◆ Requirements ◆
Extract all of the entries and give them again, word for word.

◆ The data ◆
— Begin —

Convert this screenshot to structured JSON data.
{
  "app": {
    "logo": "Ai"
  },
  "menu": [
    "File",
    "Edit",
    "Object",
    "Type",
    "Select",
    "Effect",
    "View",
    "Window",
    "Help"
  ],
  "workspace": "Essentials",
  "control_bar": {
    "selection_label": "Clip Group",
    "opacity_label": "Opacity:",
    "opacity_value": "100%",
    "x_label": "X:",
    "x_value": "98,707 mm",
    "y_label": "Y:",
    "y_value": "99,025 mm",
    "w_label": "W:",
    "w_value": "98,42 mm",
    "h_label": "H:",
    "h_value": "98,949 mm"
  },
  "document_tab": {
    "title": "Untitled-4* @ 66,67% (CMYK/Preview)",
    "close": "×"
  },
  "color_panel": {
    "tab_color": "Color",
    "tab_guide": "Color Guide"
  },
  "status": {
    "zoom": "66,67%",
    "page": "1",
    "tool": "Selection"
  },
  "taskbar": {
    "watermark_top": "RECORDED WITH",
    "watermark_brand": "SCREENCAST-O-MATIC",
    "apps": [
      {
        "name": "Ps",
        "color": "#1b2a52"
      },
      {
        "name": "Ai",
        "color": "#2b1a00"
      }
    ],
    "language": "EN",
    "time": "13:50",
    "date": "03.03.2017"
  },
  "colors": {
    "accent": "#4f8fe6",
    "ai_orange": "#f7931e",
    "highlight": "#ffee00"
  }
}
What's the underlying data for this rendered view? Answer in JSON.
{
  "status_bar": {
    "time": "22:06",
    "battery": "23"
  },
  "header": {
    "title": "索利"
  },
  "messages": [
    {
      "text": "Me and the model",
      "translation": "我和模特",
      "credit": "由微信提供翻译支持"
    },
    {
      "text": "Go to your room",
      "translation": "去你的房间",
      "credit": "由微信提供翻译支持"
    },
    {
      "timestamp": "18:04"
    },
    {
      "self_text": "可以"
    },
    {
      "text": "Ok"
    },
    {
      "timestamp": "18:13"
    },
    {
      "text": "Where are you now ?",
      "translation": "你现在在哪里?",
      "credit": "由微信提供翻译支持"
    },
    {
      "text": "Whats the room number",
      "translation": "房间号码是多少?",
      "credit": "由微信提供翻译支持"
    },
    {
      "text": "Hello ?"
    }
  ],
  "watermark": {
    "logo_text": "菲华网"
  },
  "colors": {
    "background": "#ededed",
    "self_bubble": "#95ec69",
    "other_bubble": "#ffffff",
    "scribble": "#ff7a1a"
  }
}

— End —

◆ Expected answer ◆
Convert this screenshot to structured JSON data.
{
  "app": {
    "logo": "Ai"
  },
  "menu": [
    "File",
    "Edit",
    "Object",
    "Type",
    "Select",
    "Effect",
    "View",
    "Window",
    "Help"
  ],
  "workspace": "Essentials",
  "control_bar": {
    "selection_label": "Clip Group",
    "opacity_label": "Opacity:",
    "opacity_value": "100%",
    "x_label": "X:",
    "x_value": "98,707 mm",
    "y_label": "Y:",
    "y_value": "99,025 mm",
    "w_label": "W:",
    "w_value": "98,42 mm",
    "h_label": "H:",
    "h_value": "98,949 mm"
  },
  "document_tab": {
    "title": "Untitled-4* @ 66,67% (CMYK/Preview)",
    "close": "×"
  },
  "color_panel": {
    "tab_color": "Color",
    "tab_guide": "Color Guide"
  },
  "status": {
    "zoom": "66,67%",
    "page": "1",
    "tool": "Selection"
  },
  "taskbar": {
    "watermark_top": "RECORDED WITH",
    "watermark_brand": "SCREENCAST-O-MATIC",
    "apps": [
      {
        "name": "Ps",
        "color": "#1b2a52"
      },
      {
        "name": "Ai",
        "color": "#2b1a00"
      }
    ],
    "language": "EN",
    "time": "13:50",
    "date": "03.03.2017"
  },
  "colors": {
    "accent": "#4f8fe6",
    "ai_orange": "#f7931e",
    "highlight": "#ffee00"
  }
}
What's the underlying data for this rendered view? Answer in JSON.
{
  "status_bar": {
    "time": "22:06",
    "battery": "23"
  },
  "header": {
    "title": "索利"
  },
  "messages": [
    {
      "text": "Me and the model",
      "translation": "我和模特",
      "credit": "由微信提供翻译支持"
    },
    {
      "text": "Go to your room",
      "translation": "去你的房间",
      "credit": "由微信提供翻译支持"
    },
    {
      "timestamp": "18:04"
    },
    {
      "self_text": "可以"
    },
    {
      "text": "Ok"
    },
    {
      "timestamp": "18:13"
    },
    {
      "text": "Where are you now ?",
      "translation": "你现在在哪里?",
      "credit": "由微信提供翻译支持"
    },
    {
      "text": "Whats the room number",
      "translation": "房间号码是多少?",
      "credit": "由微信提供翻译支持"
    },
    {
      "text": "Hello ?"
    }
  ],
  "watermark": {
    "logo_text": "菲华网"
  },
  "colors": {
    "background": "#ededed",
    "self_bubble": "#95ec69",
    "other_bubble": "#ffffff",
    "scribble": "#ff7a1a"
  }
}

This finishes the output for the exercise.